> **Instructions for the task**
Find every line with the string "text" in it, count them, and reply with that count only.
========================================================================
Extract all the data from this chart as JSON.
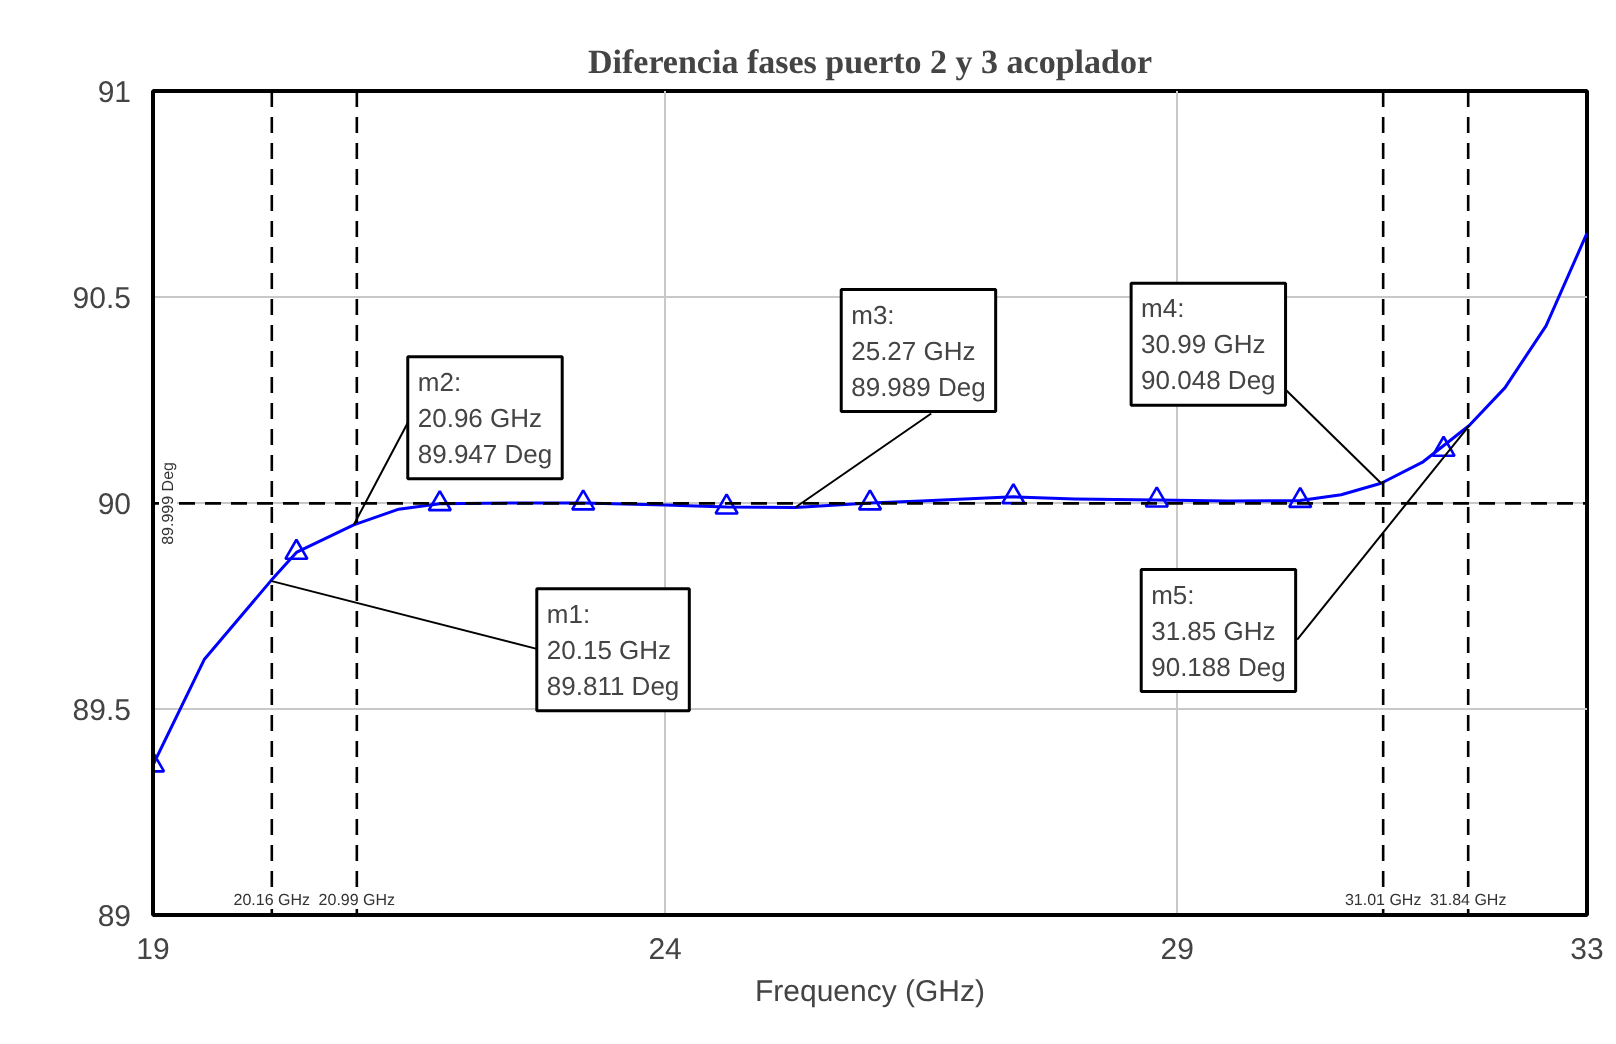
{
  "chart_data": {
    "type": "line",
    "title": "Diferencia fases puerto 2 y 3 acoplador",
    "xlabel": "Frequency (GHz)",
    "xlim": [
      19,
      33
    ],
    "xticks": [
      19,
      24,
      29,
      33
    ],
    "ylim": [
      89,
      91
    ],
    "yticks": [
      89,
      89.5,
      90,
      90.5,
      91
    ],
    "grid": true,
    "series": [
      {
        "color": "#0000ff",
        "marker": "none",
        "line_style": "solid",
        "x": [
          19,
          19.5,
          20.15,
          20.4,
          20.96,
          21.4,
          21.8,
          22.5,
          23.2,
          24.0,
          24.6,
          25.27,
          26.0,
          26.5,
          27.4,
          28.0,
          28.8,
          29.5,
          30.2,
          30.6,
          30.99,
          31.4,
          31.85,
          32.2,
          32.6,
          33
        ],
        "values": [
          89.364,
          89.62,
          89.811,
          89.88,
          89.947,
          89.985,
          89.998,
          90.0,
          90.0,
          89.995,
          89.99,
          89.989,
          90.0,
          90.005,
          90.015,
          90.01,
          90.007,
          90.005,
          90.006,
          90.02,
          90.048,
          90.1,
          90.188,
          90.28,
          90.43,
          90.655
        ]
      },
      {
        "type": "scatter",
        "color": "#0000ff",
        "marker": "triangle",
        "x": [
          19,
          20.4,
          21.8,
          23.2,
          24.6,
          26.0,
          27.4,
          28.8,
          30.2,
          31.6
        ],
        "values": [
          89.364,
          89.88,
          89.998,
          90.0,
          89.99,
          90.0,
          90.015,
          90.007,
          90.006,
          90.13
        ]
      }
    ],
    "ref_lines": [
      {
        "axis": "x",
        "value": 20.16,
        "label": "20.16 GHz",
        "line_style": "dashed",
        "color": "#000000"
      },
      {
        "axis": "x",
        "value": 20.99,
        "label": "20.99 GHz",
        "line_style": "dashed",
        "color": "#000000"
      },
      {
        "axis": "x",
        "value": 31.01,
        "label": "31.01 GHz",
        "line_style": "dashed",
        "color": "#000000"
      },
      {
        "axis": "x",
        "value": 31.84,
        "label": "31.84 GHz",
        "line_style": "dashed",
        "color": "#000000"
      },
      {
        "axis": "y",
        "value": 89.999,
        "label": "89.999 Deg",
        "line_style": "dashed",
        "color": "#000000"
      }
    ],
    "annotations": [
      {
        "text": "m1:\n20.15 GHz\n89.811 Deg",
        "x": 20.15,
        "y": 89.811
      },
      {
        "text": "m2:\n20.96 GHz\n89.947 Deg",
        "x": 20.96,
        "y": 89.947
      },
      {
        "text": "m3:\n25.27 GHz\n89.989 Deg",
        "x": 25.27,
        "y": 89.989
      },
      {
        "text": "m4:\n30.99 GHz\n90.048 Deg",
        "x": 30.99,
        "y": 90.048
      },
      {
        "text": "m5:\n31.85 GHz\n90.188 Deg",
        "x": 31.85,
        "y": 90.188
      }
    ]
  }
}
========================================================================
> **Output below**
5